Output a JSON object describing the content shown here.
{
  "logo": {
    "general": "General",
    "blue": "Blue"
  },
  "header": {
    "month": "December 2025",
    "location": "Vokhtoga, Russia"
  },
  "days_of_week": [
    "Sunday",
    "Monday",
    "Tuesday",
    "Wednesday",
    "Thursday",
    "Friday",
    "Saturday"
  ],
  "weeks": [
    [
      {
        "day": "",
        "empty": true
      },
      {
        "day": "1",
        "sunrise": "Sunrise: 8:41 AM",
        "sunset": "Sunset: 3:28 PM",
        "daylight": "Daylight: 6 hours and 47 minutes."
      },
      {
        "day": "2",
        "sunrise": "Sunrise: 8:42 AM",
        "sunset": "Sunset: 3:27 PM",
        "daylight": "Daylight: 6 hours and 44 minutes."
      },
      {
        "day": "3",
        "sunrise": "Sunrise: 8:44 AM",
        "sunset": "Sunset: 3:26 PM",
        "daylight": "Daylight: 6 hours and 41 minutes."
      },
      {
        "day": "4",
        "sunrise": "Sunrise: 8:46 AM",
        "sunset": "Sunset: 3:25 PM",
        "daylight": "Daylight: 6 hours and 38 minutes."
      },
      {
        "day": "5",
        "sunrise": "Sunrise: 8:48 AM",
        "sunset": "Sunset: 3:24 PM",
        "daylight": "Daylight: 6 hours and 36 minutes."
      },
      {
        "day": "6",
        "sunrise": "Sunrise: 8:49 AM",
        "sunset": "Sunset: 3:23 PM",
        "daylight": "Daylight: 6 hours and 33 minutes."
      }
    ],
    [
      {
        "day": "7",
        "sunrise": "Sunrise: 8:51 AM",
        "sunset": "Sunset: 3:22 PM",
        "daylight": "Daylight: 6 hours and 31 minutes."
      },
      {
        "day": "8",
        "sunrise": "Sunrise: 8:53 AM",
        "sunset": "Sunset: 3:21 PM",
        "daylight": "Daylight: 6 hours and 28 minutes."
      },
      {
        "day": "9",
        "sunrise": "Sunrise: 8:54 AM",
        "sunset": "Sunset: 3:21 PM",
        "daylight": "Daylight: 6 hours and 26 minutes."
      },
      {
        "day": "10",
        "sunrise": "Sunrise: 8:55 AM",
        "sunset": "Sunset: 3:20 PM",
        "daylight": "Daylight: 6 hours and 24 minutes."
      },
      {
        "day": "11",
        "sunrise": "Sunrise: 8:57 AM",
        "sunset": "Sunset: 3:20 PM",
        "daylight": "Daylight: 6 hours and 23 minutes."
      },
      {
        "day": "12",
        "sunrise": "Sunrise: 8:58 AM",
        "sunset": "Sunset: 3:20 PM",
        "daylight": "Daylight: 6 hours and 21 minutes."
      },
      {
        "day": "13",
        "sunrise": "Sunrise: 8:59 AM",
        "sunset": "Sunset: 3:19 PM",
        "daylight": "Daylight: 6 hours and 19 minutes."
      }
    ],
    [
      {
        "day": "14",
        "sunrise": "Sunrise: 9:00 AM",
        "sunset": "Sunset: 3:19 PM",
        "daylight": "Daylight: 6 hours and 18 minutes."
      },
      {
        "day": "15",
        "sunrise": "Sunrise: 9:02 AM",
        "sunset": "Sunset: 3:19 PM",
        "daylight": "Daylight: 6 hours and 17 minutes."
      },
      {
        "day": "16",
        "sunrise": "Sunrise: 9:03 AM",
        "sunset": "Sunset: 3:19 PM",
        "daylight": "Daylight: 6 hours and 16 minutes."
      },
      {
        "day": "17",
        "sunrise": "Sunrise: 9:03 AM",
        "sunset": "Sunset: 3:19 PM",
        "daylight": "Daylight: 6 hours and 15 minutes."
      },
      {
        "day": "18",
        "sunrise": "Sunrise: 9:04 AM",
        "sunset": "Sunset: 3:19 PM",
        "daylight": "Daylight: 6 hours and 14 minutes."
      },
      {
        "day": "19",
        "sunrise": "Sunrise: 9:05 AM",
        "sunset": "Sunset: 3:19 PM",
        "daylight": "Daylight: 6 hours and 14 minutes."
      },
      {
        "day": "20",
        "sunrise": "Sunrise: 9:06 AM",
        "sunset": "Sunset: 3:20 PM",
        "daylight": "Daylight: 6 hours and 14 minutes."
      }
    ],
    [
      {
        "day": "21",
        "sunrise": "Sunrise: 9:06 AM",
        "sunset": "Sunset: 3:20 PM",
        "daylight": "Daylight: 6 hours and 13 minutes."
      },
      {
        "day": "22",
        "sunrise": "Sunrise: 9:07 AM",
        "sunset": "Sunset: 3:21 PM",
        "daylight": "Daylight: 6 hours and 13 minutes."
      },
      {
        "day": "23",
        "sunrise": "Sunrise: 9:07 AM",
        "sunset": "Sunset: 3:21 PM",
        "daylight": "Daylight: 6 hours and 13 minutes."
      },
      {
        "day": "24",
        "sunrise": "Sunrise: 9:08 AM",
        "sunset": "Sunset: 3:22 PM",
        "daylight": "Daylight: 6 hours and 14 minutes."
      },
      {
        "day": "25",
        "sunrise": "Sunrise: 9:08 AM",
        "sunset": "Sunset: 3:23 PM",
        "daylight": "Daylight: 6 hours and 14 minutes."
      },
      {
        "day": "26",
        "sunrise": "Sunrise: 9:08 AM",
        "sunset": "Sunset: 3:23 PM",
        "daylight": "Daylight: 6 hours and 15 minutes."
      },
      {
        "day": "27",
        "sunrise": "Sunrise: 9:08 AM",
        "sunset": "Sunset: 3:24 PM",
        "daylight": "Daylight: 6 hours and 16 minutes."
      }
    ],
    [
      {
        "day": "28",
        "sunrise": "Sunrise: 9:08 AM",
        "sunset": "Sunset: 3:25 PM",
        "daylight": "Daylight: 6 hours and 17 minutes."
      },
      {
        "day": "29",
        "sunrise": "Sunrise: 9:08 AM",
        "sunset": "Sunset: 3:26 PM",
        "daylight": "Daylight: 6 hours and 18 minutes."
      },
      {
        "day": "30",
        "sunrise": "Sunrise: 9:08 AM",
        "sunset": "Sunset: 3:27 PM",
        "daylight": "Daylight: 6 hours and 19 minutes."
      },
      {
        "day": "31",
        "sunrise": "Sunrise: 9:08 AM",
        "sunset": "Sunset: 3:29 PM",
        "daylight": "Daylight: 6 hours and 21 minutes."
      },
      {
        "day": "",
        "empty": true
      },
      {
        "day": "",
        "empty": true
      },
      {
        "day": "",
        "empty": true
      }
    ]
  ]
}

┄┄┄┄┄┄┄┄┄┄

▶ Task brief:
All of the material must be reproduced exactly.

▶ Solution for this task:
Output a JSON object describing the content shown here.
{
  "logo": {
    "general": "General",
    "blue": "Blue"
  },
  "header": {
    "month": "December 2025",
    "location": "Vokhtoga, Russia"
  },
  "days_of_week": [
    "Sunday",
    "Monday",
    "Tuesday",
    "Wednesday",
    "Thursday",
    "Friday",
    "Saturday"
  ],
  "weeks": [
    [
      {
        "day": "",
        "empty": true
      },
      {
        "day": "1",
        "sunrise": "Sunrise: 8:41 AM",
        "sunset": "Sunset: 3:28 PM",
        "daylight": "Daylight: 6 hours and 47 minutes."
      },
      {
        "day": "2",
        "sunrise": "Sunrise: 8:42 AM",
        "sunset": "Sunset: 3:27 PM",
        "daylight": "Daylight: 6 hours and 44 minutes."
      },
      {
        "day": "3",
        "sunrise": "Sunrise: 8:44 AM",
        "sunset": "Sunset: 3:26 PM",
        "daylight": "Daylight: 6 hours and 41 minutes."
      },
      {
        "day": "4",
        "sunrise": "Sunrise: 8:46 AM",
        "sunset": "Sunset: 3:25 PM",
        "daylight": "Daylight: 6 hours and 38 minutes."
      },
      {
        "day": "5",
        "sunrise": "Sunrise: 8:48 AM",
        "sunset": "Sunset: 3:24 PM",
        "daylight": "Daylight: 6 hours and 36 minutes."
      },
      {
        "day": "6",
        "sunrise": "Sunrise: 8:49 AM",
        "sunset": "Sunset: 3:23 PM",
        "daylight": "Daylight: 6 hours and 33 minutes."
      }
    ],
    [
      {
        "day": "7",
        "sunrise": "Sunrise: 8:51 AM",
        "sunset": "Sunset: 3:22 PM",
        "daylight": "Daylight: 6 hours and 31 minutes."
      },
      {
        "day": "8",
        "sunrise": "Sunrise: 8:53 AM",
        "sunset": "Sunset: 3:21 PM",
        "daylight": "Daylight: 6 hours and 28 minutes."
      },
      {
        "day": "9",
        "sunrise": "Sunrise: 8:54 AM",
        "sunset": "Sunset: 3:21 PM",
        "daylight": "Daylight: 6 hours and 26 minutes."
      },
      {
        "day": "10",
        "sunrise": "Sunrise: 8:55 AM",
        "sunset": "Sunset: 3:20 PM",
        "daylight": "Daylight: 6 hours and 24 minutes."
      },
      {
        "day": "11",
        "sunrise": "Sunrise: 8:57 AM",
        "sunset": "Sunset: 3:20 PM",
        "daylight": "Daylight: 6 hours and 23 minutes."
      },
      {
        "day": "12",
        "sunrise": "Sunrise: 8:58 AM",
        "sunset": "Sunset: 3:20 PM",
        "daylight": "Daylight: 6 hours and 21 minutes."
      },
      {
        "day": "13",
        "sunrise": "Sunrise: 8:59 AM",
        "sunset": "Sunset: 3:19 PM",
        "daylight": "Daylight: 6 hours and 19 minutes."
      }
    ],
    [
      {
        "day": "14",
        "sunrise": "Sunrise: 9:00 AM",
        "sunset": "Sunset: 3:19 PM",
        "daylight": "Daylight: 6 hours and 18 minutes."
      },
      {
        "day": "15",
        "sunrise": "Sunrise: 9:02 AM",
        "sunset": "Sunset: 3:19 PM",
        "daylight": "Daylight: 6 hours and 17 minutes."
      },
      {
        "day": "16",
        "sunrise": "Sunrise: 9:03 AM",
        "sunset": "Sunset: 3:19 PM",
        "daylight": "Daylight: 6 hours and 16 minutes."
      },
      {
        "day": "17",
        "sunrise": "Sunrise: 9:03 AM",
        "sunset": "Sunset: 3:19 PM",
        "daylight": "Daylight: 6 hours and 15 minutes."
      },
      {
        "day": "18",
        "sunrise": "Sunrise: 9:04 AM",
        "sunset": "Sunset: 3:19 PM",
        "daylight": "Daylight: 6 hours and 14 minutes."
      },
      {
        "day": "19",
        "sunrise": "Sunrise: 9:05 AM",
        "sunset": "Sunset: 3:19 PM",
        "daylight": "Daylight: 6 hours and 14 minutes."
      },
      {
        "day": "20",
        "sunrise": "Sunrise: 9:06 AM",
        "sunset": "Sunset: 3:20 PM",
        "daylight": "Daylight: 6 hours and 14 minutes."
      }
    ],
    [
      {
        "day": "21",
        "sunrise": "Sunrise: 9:06 AM",
        "sunset": "Sunset: 3:20 PM",
        "daylight": "Daylight: 6 hours and 13 minutes."
      },
      {
        "day": "22",
        "sunrise": "Sunrise: 9:07 AM",
        "sunset": "Sunset: 3:21 PM",
        "daylight": "Daylight: 6 hours and 13 minutes."
      },
      {
        "day": "23",
        "sunrise": "Sunrise: 9:07 AM",
        "sunset": "Sunset: 3:21 PM",
        "daylight": "Daylight: 6 hours and 13 minutes."
      },
      {
        "day": "24",
        "sunrise": "Sunrise: 9:08 AM",
        "sunset": "Sunset: 3:22 PM",
        "daylight": "Daylight: 6 hours and 14 minutes."
      },
      {
        "day": "25",
        "sunrise": "Sunrise: 9:08 AM",
        "sunset": "Sunset: 3:23 PM",
        "daylight": "Daylight: 6 hours and 14 minutes."
      },
      {
        "day": "26",
        "sunrise": "Sunrise: 9:08 AM",
        "sunset": "Sunset: 3:23 PM",
        "daylight": "Daylight: 6 hours and 15 minutes."
      },
      {
        "day": "27",
        "sunrise": "Sunrise: 9:08 AM",
        "sunset": "Sunset: 3:24 PM",
        "daylight": "Daylight: 6 hours and 16 minutes."
      }
    ],
    [
      {
        "day": "28",
        "sunrise": "Sunrise: 9:08 AM",
        "sunset": "Sunset: 3:25 PM",
        "daylight": "Daylight: 6 hours and 17 minutes."
      },
      {
        "day": "29",
        "sunrise": "Sunrise: 9:08 AM",
        "sunset": "Sunset: 3:26 PM",
        "daylight": "Daylight: 6 hours and 18 minutes."
      },
      {
        "day": "30",
        "sunrise": "Sunrise: 9:08 AM",
        "sunset": "Sunset: 3:27 PM",
        "daylight": "Daylight: 6 hours and 19 minutes."
      },
      {
        "day": "31",
        "sunrise": "Sunrise: 9:08 AM",
        "sunset": "Sunset: 3:29 PM",
        "daylight": "Daylight: 6 hours and 21 minutes."
      },
      {
        "day": "",
        "empty": true
      },
      {
        "day": "",
        "empty": true
      },
      {
        "day": "",
        "empty": true
      }
    ]
  ]
}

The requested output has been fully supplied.